*WORK TO BE COMPLETED*
Please give the listing again in its entirety, exactly as written.

*THE INPUT*
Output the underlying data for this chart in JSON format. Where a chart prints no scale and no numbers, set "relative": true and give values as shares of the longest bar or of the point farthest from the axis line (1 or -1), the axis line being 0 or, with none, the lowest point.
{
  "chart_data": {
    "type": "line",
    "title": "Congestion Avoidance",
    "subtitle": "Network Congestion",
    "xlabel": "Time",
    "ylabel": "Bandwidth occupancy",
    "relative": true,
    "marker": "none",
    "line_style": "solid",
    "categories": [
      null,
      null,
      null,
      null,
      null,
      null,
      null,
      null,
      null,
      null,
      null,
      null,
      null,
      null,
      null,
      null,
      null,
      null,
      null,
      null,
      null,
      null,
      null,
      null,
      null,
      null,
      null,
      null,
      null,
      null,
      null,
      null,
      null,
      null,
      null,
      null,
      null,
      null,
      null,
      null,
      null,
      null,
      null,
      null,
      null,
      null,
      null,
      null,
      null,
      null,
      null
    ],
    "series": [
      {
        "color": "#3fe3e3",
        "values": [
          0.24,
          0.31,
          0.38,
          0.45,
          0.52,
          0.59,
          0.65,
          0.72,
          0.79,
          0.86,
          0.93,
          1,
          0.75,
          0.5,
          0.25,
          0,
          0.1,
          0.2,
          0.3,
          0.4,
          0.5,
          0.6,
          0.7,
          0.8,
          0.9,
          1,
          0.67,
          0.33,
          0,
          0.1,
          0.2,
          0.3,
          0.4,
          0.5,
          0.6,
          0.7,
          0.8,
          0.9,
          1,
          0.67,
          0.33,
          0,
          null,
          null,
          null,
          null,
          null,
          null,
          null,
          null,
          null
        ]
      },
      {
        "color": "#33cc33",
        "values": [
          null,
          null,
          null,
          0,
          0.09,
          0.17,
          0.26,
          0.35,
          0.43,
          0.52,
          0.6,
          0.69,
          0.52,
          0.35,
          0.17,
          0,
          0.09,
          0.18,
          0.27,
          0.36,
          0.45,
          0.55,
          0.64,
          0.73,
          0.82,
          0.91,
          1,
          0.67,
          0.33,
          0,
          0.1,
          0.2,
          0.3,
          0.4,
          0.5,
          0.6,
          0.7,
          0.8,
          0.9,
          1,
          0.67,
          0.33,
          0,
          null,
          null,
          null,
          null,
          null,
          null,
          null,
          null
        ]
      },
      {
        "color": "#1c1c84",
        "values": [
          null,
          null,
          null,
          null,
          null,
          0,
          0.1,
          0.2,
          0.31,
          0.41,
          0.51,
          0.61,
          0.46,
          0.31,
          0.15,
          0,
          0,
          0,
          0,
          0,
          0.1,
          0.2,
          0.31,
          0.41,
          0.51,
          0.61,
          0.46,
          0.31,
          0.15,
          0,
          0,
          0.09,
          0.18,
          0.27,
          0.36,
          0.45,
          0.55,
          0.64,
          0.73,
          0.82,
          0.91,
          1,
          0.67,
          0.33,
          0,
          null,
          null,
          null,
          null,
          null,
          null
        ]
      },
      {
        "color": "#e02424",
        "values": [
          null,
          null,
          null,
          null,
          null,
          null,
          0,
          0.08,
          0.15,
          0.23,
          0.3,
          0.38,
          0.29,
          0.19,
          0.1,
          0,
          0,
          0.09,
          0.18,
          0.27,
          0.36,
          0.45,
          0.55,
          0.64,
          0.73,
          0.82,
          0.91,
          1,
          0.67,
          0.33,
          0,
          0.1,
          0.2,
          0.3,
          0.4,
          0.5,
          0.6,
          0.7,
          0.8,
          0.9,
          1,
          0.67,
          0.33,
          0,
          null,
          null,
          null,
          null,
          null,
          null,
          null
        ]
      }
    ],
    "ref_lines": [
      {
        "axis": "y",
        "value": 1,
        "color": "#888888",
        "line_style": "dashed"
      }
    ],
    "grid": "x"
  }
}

*CORRECT RESULT*
Output the underlying data for this chart in JSON format. Where a chart prints no scale and no numbers, set "relative": true and give values as shares of the longest bar or of the point farthest from the axis line (1 or -1), the axis line being 0 or, with none, the lowest point.
{
  "chart_data": {
    "type": "line",
    "title": "Congestion Avoidance",
    "subtitle": "Network Congestion",
    "xlabel": "Time",
    "ylabel": "Bandwidth occupancy",
    "relative": true,
    "marker": "none",
    "line_style": "solid",
    "categories": [
      null,
      null,
      null,
      null,
      null,
      null,
      null,
      null,
      null,
      null,
      null,
      null,
      null,
      null,
      null,
      null,
      null,
      null,
      null,
      null,
      null,
      null,
      null,
      null,
      null,
      null,
      null,
      null,
      null,
      null,
      null,
      null,
      null,
      null,
      null,
      null,
      null,
      null,
      null,
      null,
      null,
      null,
      null,
      null,
      null,
      null,
      null,
      null,
      null,
      null,
      null
    ],
    "series": [
      {
        "color": "#3fe3e3",
        "values": [
          0.24,
          0.31,
          0.38,
          0.45,
          0.52,
          0.59,
          0.65,
          0.72,
          0.79,
          0.86,
          0.93,
          1,
          0.75,
          0.5,
          0.25,
          0,
          0.1,
          0.2,
          0.3,
          0.4,
          0.5,
          0.6,
          0.7,
          0.8,
          0.9,
          1,
          0.67,
          0.33,
          0,
          0.1,
          0.2,
          0.3,
          0.4,
          0.5,
          0.6,
          0.7,
          0.8,
          0.9,
          1,
          0.67,
          0.33,
          0,
          null,
          null,
          null,
          null,
          null,
          null,
          null,
          null,
          null
        ]
      },
      {
        "color": "#33cc33",
        "values": [
          null,
          null,
          null,
          0,
          0.09,
          0.17,
          0.26,
          0.35,
          0.43,
          0.52,
          0.6,
          0.69,
          0.52,
          0.35,
          0.17,
          0,
          0.09,
          0.18,
          0.27,
          0.36,
          0.45,
          0.55,
          0.64,
          0.73,
          0.82,
          0.91,
          1,
          0.67,
          0.33,
          0,
          0.1,
          0.2,
          0.3,
          0.4,
          0.5,
          0.6,
          0.7,
          0.8,
          0.9,
          1,
          0.67,
          0.33,
          0,
          null,
          null,
          null,
          null,
          null,
          null,
          null,
          null
        ]
      },
      {
        "color": "#1c1c84",
        "values": [
          null,
          null,
          null,
          null,
          null,
          0,
          0.1,
          0.2,
          0.31,
          0.41,
          0.51,
          0.61,
          0.46,
          0.31,
          0.15,
          0,
          0,
          0,
          0,
          0,
          0.1,
          0.2,
          0.31,
          0.41,
          0.51,
          0.61,
          0.46,
          0.31,
          0.15,
          0,
          0,
          0.09,
          0.18,
          0.27,
          0.36,
          0.45,
          0.55,
          0.64,
          0.73,
          0.82,
          0.91,
          1,
          0.67,
          0.33,
          0,
          null,
          null,
          null,
          null,
          null,
          null
        ]
      },
      {
        "color": "#e02424",
        "values": [
          null,
          null,
          null,
          null,
          null,
          null,
          0,
          0.08,
          0.15,
          0.23,
          0.3,
          0.38,
          0.29,
          0.19,
          0.1,
          0,
          0,
          0.09,
          0.18,
          0.27,
          0.36,
          0.45,
          0.55,
          0.64,
          0.73,
          0.82,
          0.91,
          1,
          0.67,
          0.33,
          0,
          0.1,
          0.2,
          0.3,
          0.4,
          0.5,
          0.6,
          0.7,
          0.8,
          0.9,
          1,
          0.67,
          0.33,
          0,
          null,
          null,
          null,
          null,
          null,
          null,
          null
        ]
      }
    ],
    "ref_lines": [
      {
        "axis": "y",
        "value": 1,
        "color": "#888888",
        "line_style": "dashed"
      }
    ],
    "grid": "x"
  }
}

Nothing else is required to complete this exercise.